— START —

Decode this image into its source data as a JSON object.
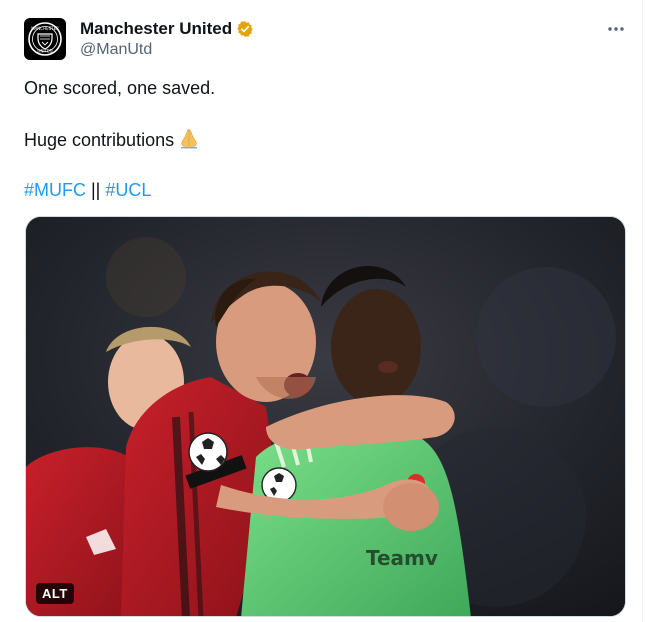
{
  "author": {
    "display_name": "Manchester United",
    "handle": "@ManUtd",
    "verified": true,
    "verified_color": "#e2a400",
    "avatar_icon": "manchester-united-crest-icon"
  },
  "more_icon": "more-options-icon",
  "tweet": {
    "line1": "One scored, one saved.",
    "line2": "Huge contributions",
    "line2_emoji": "folded-hands-icon",
    "hashtag1": "#MUFC",
    "separator": " || ",
    "hashtag2": "#UCL"
  },
  "media": {
    "alt_label": "ALT"
  },
  "colors": {
    "link": "#1d9bf0",
    "text": "#0f1419",
    "secondary": "#536471"
  }
}
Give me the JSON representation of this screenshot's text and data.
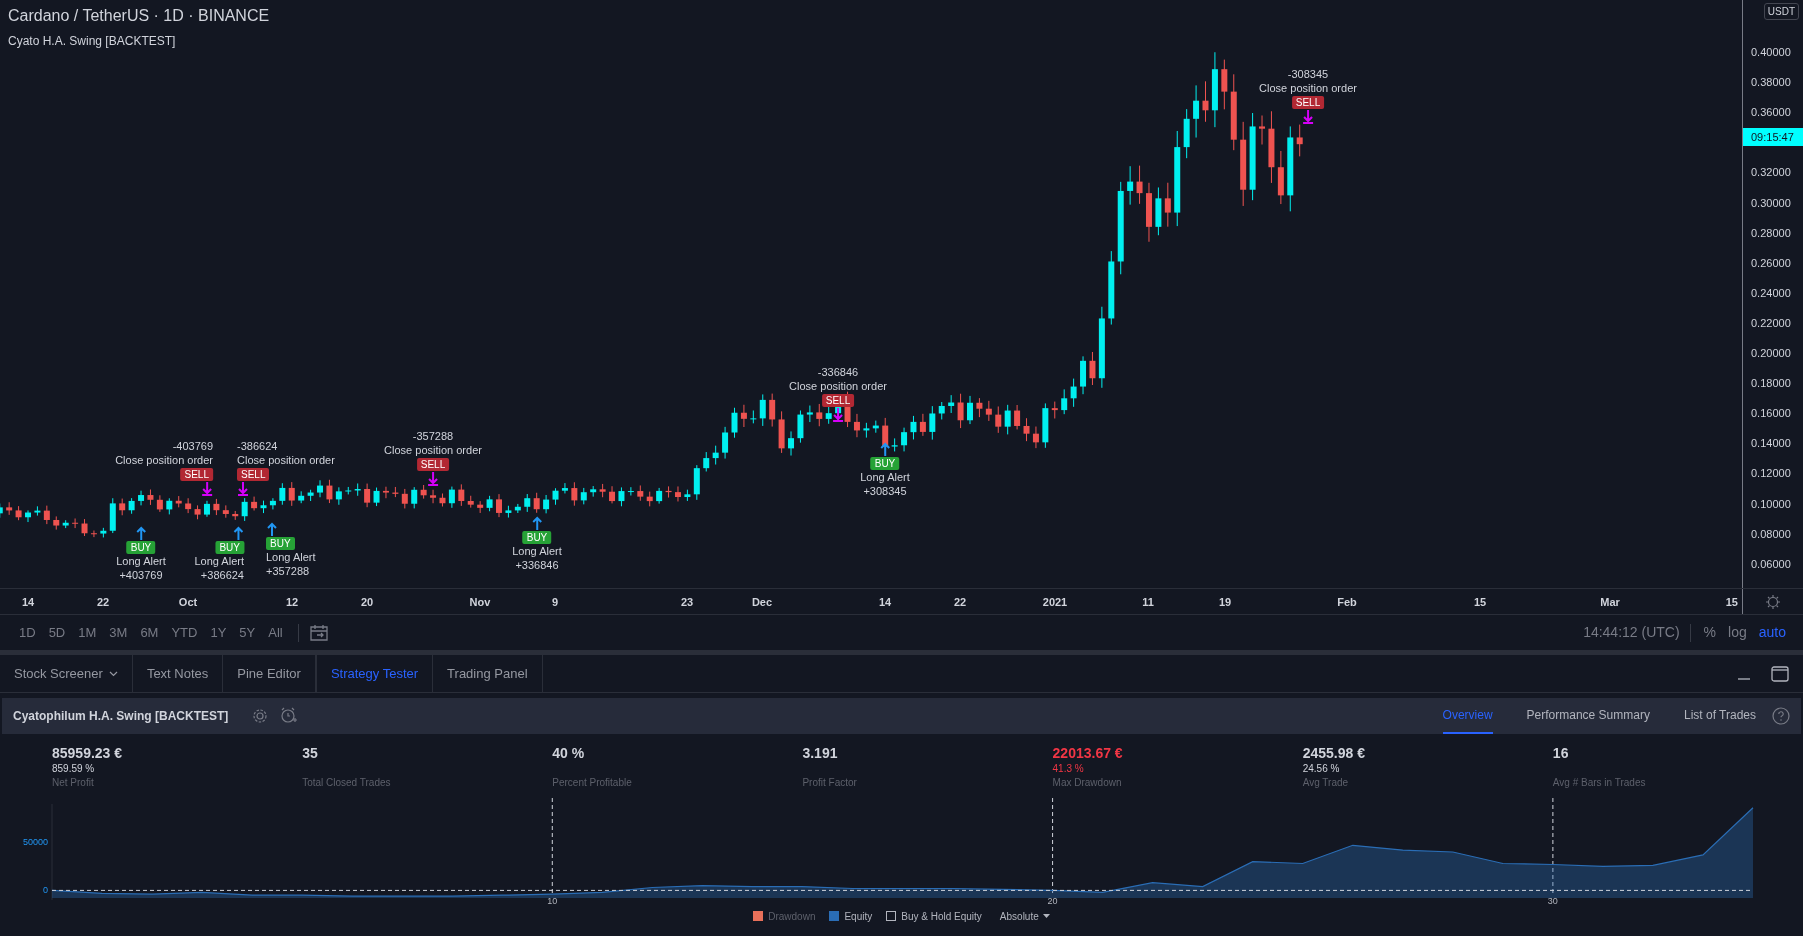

— END —

SET TASK →
Omit every picture, then reproduce the rest of the listing exactly.

OUTPUT OF THE TASK →
Decode this image into its source data as a JSON object.
{
  "author": {
    "display_name": "Manchester United",
    "handle": "@ManUtd",
    "verified": true,
    "verified_color": "#e2a400",
    "avatar_icon": "manchester-united-crest-icon"
  },
  "more_icon": "more-options-icon",
  "tweet": {
    "line1": "One scored, one saved.",
    "line2": "Huge contributions",
    "line2_emoji": "folded-hands-icon",
    "hashtag1": "#MUFC",
    "separator": " || ",
    "hashtag2": "#UCL"
  },
  "media": {
    "alt_label": "ALT"
  },
  "colors": {
    "link": "#1d9bf0",
    "text": "#0f1419",
    "secondary": "#536471"
  }
}
Give me the JSON representation of this screenshot's text and data.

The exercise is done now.